Filter these entries so that only lines with the word "investigation" remain.

|---|

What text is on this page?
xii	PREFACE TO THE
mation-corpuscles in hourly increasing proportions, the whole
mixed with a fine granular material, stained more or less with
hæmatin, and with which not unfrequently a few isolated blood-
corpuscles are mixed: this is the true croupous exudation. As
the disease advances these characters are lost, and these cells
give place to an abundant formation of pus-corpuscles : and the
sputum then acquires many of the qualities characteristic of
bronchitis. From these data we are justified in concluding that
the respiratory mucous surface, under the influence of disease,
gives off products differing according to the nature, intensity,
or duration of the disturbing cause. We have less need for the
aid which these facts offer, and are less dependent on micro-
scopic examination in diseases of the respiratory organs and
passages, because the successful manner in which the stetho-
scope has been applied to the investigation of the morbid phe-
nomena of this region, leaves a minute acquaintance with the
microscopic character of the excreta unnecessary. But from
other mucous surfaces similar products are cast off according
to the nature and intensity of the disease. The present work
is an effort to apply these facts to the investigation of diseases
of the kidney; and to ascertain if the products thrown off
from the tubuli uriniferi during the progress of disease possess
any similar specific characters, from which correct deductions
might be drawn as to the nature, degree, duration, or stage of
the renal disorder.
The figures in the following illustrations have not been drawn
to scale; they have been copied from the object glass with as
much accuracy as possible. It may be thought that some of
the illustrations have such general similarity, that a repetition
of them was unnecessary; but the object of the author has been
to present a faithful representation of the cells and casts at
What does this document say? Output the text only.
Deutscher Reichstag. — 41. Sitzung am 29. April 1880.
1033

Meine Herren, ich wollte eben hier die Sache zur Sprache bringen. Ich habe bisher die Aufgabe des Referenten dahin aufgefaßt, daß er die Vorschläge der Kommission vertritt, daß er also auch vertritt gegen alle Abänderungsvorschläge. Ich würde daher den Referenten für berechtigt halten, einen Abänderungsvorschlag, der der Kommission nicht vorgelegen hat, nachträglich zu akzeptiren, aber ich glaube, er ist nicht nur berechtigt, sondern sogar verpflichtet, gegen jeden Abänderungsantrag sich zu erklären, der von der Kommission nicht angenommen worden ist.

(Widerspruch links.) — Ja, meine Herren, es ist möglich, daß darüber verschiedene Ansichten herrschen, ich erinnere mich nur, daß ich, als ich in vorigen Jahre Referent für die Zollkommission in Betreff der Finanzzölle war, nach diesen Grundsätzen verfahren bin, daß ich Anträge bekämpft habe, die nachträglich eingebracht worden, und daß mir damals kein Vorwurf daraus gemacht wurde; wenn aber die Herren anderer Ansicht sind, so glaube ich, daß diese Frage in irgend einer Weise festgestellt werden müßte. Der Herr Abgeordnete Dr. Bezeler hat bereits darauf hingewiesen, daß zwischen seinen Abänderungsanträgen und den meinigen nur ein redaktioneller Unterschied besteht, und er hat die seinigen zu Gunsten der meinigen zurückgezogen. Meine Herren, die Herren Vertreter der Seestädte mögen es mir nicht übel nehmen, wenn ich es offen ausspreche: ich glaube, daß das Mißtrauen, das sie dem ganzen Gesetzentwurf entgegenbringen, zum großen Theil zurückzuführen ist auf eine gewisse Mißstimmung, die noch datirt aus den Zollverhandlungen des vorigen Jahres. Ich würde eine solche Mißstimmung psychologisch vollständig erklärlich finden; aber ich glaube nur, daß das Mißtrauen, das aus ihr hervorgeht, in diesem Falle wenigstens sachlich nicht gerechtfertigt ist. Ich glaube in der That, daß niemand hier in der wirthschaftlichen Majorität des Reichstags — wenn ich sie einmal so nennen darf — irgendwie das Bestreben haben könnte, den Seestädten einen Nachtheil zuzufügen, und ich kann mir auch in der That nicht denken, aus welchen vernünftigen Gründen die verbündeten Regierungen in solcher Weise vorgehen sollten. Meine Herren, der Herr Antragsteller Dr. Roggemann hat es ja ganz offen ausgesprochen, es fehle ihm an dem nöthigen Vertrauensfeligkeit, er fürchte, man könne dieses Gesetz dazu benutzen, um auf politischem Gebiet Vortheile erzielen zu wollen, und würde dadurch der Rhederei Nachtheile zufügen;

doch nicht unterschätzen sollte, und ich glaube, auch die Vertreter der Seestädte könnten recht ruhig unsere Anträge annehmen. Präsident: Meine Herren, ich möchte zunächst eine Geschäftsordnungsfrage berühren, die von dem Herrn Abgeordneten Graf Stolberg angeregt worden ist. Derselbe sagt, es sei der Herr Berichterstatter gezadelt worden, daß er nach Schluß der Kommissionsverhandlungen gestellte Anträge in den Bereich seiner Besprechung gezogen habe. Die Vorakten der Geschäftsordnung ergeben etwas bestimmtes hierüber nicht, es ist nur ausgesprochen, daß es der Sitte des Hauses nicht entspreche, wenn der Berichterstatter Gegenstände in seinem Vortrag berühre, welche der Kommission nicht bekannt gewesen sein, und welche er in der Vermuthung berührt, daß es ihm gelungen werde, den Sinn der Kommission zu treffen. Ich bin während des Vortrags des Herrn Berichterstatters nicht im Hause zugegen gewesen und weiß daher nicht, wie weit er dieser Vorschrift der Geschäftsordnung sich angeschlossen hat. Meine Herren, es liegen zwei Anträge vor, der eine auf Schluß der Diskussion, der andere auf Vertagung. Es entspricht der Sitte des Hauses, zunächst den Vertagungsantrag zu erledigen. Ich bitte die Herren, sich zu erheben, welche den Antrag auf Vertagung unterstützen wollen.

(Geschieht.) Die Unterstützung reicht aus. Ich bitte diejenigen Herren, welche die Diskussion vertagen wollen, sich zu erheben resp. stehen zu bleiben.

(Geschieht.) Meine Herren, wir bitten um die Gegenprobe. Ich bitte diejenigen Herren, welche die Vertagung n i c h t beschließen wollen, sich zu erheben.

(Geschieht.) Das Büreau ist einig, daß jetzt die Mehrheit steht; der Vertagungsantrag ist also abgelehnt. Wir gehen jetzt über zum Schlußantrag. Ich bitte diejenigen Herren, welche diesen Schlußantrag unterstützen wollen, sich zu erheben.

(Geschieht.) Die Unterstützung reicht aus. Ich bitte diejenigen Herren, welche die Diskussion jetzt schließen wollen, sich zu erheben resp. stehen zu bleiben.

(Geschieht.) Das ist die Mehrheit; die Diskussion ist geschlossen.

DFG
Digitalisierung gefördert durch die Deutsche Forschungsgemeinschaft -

|---|

Solution for this task
scope has been applied to the investigation of the morbid phe-
is an effort to apply these facts to the investigation of diseases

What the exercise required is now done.